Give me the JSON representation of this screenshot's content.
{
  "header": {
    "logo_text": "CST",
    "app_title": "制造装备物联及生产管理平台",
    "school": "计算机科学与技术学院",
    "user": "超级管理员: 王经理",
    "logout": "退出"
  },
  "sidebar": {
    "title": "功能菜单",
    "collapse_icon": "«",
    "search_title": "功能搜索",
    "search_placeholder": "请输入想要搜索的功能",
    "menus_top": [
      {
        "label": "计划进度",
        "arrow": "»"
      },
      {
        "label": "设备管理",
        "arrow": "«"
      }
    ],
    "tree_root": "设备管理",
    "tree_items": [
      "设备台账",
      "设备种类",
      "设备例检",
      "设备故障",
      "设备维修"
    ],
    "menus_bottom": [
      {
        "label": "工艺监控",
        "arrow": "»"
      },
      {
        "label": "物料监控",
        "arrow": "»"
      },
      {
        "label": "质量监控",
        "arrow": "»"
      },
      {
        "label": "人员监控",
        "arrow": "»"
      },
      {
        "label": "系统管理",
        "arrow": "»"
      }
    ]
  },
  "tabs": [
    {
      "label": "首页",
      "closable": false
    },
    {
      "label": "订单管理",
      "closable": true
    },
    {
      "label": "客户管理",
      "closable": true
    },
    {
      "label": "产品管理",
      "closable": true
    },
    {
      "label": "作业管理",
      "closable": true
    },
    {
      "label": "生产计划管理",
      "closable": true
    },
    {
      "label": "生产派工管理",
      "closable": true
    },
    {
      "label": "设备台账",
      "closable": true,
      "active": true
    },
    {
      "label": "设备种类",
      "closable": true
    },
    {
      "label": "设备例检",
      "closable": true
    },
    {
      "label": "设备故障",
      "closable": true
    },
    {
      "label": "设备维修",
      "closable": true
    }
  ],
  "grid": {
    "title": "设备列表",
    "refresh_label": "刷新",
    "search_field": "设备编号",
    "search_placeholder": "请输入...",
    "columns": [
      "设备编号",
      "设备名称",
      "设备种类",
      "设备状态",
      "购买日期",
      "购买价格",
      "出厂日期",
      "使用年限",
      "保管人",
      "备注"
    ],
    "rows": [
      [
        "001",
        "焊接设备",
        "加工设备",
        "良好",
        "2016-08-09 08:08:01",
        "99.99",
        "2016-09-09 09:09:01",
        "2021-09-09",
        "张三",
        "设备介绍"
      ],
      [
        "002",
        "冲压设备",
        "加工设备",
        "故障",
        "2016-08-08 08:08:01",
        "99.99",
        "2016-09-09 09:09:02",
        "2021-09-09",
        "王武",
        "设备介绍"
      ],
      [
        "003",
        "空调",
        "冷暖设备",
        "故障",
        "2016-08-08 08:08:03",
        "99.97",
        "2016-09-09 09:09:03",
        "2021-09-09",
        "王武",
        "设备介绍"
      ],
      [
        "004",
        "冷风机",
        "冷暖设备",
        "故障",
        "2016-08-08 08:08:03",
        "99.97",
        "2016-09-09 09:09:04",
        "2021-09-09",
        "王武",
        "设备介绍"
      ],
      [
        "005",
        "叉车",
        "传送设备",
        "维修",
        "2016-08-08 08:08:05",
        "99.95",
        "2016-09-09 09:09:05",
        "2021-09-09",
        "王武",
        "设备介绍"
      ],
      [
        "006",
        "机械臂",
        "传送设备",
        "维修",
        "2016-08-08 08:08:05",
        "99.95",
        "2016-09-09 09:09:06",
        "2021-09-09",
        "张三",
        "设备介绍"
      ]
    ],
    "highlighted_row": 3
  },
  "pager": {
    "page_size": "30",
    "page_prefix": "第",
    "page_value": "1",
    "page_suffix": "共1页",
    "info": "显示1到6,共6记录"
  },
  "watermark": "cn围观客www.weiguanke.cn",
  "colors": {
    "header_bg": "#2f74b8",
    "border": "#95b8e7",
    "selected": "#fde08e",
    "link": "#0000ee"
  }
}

_____

→ **Instructions to follow**
Output all of the material exactly as written.

→ **Full response**
Give me the JSON representation of this screenshot's content.
{
  "header": {
    "logo_text": "CST",
    "app_title": "制造装备物联及生产管理平台",
    "school": "计算机科学与技术学院",
    "user": "超级管理员: 王经理",
    "logout": "退出"
  },
  "sidebar": {
    "title": "功能菜单",
    "collapse_icon": "«",
    "search_title": "功能搜索",
    "search_placeholder": "请输入想要搜索的功能",
    "menus_top": [
      {
        "label": "计划进度",
        "arrow": "»"
      },
      {
        "label": "设备管理",
        "arrow": "«"
      }
    ],
    "tree_root": "设备管理",
    "tree_items": [
      "设备台账",
      "设备种类",
      "设备例检",
      "设备故障",
      "设备维修"
    ],
    "menus_bottom": [
      {
        "label": "工艺监控",
        "arrow": "»"
      },
      {
        "label": "物料监控",
        "arrow": "»"
      },
      {
        "label": "质量监控",
        "arrow": "»"
      },
      {
        "label": "人员监控",
        "arrow": "»"
      },
      {
        "label": "系统管理",
        "arrow": "»"
      }
    ]
  },
  "tabs": [
    {
      "label": "首页",
      "closable": false
    },
    {
      "label": "订单管理",
      "closable": true
    },
    {
      "label": "客户管理",
      "closable": true
    },
    {
      "label": "产品管理",
      "closable": true
    },
    {
      "label": "作业管理",
      "closable": true
    },
    {
      "label": "生产计划管理",
      "closable": true
    },
    {
      "label": "生产派工管理",
      "closable": true
    },
    {
      "label": "设备台账",
      "closable": true,
      "active": true
    },
    {
      "label": "设备种类",
      "closable": true
    },
    {
      "label": "设备例检",
      "closable": true
    },
    {
      "label": "设备故障",
      "closable": true
    },
    {
      "label": "设备维修",
      "closable": true
    }
  ],
  "grid": {
    "title": "设备列表",
    "refresh_label": "刷新",
    "search_field": "设备编号",
    "search_placeholder": "请输入...",
    "columns": [
      "设备编号",
      "设备名称",
      "设备种类",
      "设备状态",
      "购买日期",
      "购买价格",
      "出厂日期",
      "使用年限",
      "保管人",
      "备注"
    ],
    "rows": [
      [
        "001",
        "焊接设备",
        "加工设备",
        "良好",
        "2016-08-09 08:08:01",
        "99.99",
        "2016-09-09 09:09:01",
        "2021-09-09",
        "张三",
        "设备介绍"
      ],
      [
        "002",
        "冲压设备",
        "加工设备",
        "故障",
        "2016-08-08 08:08:01",
        "99.99",
        "2016-09-09 09:09:02",
        "2021-09-09",
        "王武",
        "设备介绍"
      ],
      [
        "003",
        "空调",
        "冷暖设备",
        "故障",
        "2016-08-08 08:08:03",
        "99.97",
        "2016-09-09 09:09:03",
        "2021-09-09",
        "王武",
        "设备介绍"
      ],
      [
        "004",
        "冷风机",
        "冷暖设备",
        "故障",
        "2016-08-08 08:08:03",
        "99.97",
        "2016-09-09 09:09:04",
        "2021-09-09",
        "王武",
        "设备介绍"
      ],
      [
        "005",
        "叉车",
        "传送设备",
        "维修",
        "2016-08-08 08:08:05",
        "99.95",
        "2016-09-09 09:09:05",
        "2021-09-09",
        "王武",
        "设备介绍"
      ],
      [
        "006",
        "机械臂",
        "传送设备",
        "维修",
        "2016-08-08 08:08:05",
        "99.95",
        "2016-09-09 09:09:06",
        "2021-09-09",
        "张三",
        "设备介绍"
      ]
    ],
    "highlighted_row": 3
  },
  "pager": {
    "page_size": "30",
    "page_prefix": "第",
    "page_value": "1",
    "page_suffix": "共1页",
    "info": "显示1到6,共6记录"
  },
  "watermark": "cn围观客www.weiguanke.cn",
  "colors": {
    "header_bg": "#2f74b8",
    "border": "#95b8e7",
    "selected": "#fde08e",
    "link": "#0000ee"
  }
}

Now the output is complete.